▸ **Short problem**
Read through the data and report every line in which the word "down" occurs.

▸ **Rows**
^^^^^^^^^^^^^^^^

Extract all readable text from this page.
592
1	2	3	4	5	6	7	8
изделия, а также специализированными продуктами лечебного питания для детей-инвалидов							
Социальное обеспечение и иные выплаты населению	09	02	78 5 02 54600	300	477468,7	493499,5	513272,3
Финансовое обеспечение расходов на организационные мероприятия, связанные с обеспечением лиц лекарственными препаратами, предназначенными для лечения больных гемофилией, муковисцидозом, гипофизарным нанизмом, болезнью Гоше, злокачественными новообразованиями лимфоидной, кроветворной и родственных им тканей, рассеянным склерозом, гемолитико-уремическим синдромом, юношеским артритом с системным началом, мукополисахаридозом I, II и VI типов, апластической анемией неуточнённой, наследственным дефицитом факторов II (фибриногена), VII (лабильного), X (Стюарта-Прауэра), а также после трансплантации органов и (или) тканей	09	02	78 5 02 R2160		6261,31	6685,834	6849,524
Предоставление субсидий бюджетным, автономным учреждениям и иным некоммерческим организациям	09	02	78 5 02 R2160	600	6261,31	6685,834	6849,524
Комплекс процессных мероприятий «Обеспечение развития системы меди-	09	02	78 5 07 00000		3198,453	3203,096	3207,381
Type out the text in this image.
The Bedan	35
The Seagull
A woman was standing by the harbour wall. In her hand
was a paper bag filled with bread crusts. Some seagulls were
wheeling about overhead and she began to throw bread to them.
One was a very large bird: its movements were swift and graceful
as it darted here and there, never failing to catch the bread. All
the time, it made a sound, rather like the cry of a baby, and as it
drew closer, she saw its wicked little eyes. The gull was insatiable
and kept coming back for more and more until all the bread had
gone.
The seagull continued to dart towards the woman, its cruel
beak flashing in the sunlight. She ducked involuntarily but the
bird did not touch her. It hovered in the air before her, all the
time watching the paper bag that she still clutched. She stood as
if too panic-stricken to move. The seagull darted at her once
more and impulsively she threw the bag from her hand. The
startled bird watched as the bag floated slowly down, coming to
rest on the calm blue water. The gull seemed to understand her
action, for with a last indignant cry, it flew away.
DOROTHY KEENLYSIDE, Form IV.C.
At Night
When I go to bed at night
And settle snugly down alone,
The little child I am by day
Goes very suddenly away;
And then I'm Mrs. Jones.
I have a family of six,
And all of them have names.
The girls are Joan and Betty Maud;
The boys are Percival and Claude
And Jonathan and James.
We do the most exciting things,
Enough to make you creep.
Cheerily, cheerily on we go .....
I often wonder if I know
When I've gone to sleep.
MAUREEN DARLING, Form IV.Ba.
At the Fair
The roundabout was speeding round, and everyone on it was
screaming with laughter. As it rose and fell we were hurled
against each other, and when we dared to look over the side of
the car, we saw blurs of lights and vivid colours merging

^^^^^^^^^^^^^^^^

▸ **Task result**
startled bird watched as the bag floated slowly down, coming to
And settle snugly down alone,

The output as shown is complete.